# THE PROBLEM
Could you give again, word for word, the stretch of entries running from their start through the line containing "- data-point: [578, 445, 595, 462]"?

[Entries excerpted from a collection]

• • • • • • •

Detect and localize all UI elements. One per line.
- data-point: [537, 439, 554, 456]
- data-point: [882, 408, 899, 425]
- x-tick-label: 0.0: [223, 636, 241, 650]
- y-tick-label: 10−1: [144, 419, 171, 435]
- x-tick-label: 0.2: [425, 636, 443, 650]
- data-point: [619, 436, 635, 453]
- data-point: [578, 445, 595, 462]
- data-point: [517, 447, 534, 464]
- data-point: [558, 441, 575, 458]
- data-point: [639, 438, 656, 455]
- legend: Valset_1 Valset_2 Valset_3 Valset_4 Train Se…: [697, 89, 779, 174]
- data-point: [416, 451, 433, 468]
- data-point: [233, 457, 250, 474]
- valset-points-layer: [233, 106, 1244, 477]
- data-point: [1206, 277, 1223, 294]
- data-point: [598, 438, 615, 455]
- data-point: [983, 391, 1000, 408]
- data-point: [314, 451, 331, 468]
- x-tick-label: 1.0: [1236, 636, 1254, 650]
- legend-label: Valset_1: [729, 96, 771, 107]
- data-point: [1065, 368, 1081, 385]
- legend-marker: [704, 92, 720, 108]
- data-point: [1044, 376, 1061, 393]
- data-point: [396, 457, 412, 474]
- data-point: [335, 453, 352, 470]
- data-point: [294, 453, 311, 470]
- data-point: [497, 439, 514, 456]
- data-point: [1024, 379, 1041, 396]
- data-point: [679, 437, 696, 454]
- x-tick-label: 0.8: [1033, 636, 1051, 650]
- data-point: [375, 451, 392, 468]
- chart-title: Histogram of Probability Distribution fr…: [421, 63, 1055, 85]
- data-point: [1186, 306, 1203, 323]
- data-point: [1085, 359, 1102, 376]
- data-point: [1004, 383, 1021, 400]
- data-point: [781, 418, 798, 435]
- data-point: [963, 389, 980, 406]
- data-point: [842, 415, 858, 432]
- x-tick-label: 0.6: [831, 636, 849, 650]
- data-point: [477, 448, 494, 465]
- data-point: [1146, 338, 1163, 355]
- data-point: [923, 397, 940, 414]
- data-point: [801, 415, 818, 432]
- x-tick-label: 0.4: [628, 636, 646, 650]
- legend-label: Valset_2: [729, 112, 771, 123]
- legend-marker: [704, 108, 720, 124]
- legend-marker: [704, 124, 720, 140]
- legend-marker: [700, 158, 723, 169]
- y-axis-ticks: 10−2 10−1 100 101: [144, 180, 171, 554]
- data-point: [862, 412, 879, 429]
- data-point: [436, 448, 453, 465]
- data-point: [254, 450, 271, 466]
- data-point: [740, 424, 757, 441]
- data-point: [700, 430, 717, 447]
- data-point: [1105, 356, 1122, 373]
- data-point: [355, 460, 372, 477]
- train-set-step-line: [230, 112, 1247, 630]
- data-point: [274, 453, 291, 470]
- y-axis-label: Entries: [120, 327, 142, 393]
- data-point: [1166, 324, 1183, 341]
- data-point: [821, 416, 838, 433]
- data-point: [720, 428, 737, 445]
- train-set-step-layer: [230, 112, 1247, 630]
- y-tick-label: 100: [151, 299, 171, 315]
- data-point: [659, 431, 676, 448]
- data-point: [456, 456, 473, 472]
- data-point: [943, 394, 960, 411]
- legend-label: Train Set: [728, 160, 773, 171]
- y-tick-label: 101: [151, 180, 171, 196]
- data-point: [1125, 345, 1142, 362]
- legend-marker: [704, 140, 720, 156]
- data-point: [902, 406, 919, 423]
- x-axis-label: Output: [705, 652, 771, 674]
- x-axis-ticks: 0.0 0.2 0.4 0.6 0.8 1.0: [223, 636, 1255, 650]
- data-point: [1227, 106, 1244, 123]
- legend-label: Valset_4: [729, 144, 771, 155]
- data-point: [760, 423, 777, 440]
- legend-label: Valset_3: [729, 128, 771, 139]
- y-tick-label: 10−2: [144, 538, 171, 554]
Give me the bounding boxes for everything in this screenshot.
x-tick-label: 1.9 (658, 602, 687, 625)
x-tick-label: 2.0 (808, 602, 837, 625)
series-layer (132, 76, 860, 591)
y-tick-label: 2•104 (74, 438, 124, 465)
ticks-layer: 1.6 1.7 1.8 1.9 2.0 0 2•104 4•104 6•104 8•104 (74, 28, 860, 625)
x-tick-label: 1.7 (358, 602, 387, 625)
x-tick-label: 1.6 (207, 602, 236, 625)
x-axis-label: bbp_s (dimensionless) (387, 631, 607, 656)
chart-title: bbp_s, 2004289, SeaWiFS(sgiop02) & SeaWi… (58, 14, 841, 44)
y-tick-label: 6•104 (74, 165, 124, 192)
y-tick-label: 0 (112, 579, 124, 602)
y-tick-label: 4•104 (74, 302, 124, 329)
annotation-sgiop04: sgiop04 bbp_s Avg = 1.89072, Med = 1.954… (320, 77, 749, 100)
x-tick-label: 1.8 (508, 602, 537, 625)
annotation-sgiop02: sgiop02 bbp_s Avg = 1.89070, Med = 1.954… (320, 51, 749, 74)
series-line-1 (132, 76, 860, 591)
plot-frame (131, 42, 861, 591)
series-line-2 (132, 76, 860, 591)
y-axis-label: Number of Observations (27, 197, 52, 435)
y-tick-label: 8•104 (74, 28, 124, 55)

• • • • • • •

# ANSWER IN FULL
Detect and localize all UI elements. One per line.
- data-point: [537, 439, 554, 456]
- data-point: [882, 408, 899, 425]
- x-tick-label: 0.0: [223, 636, 241, 650]
- y-tick-label: 10−1: [144, 419, 171, 435]
- x-tick-label: 0.2: [425, 636, 443, 650]
- data-point: [619, 436, 635, 453]
- data-point: [578, 445, 595, 462]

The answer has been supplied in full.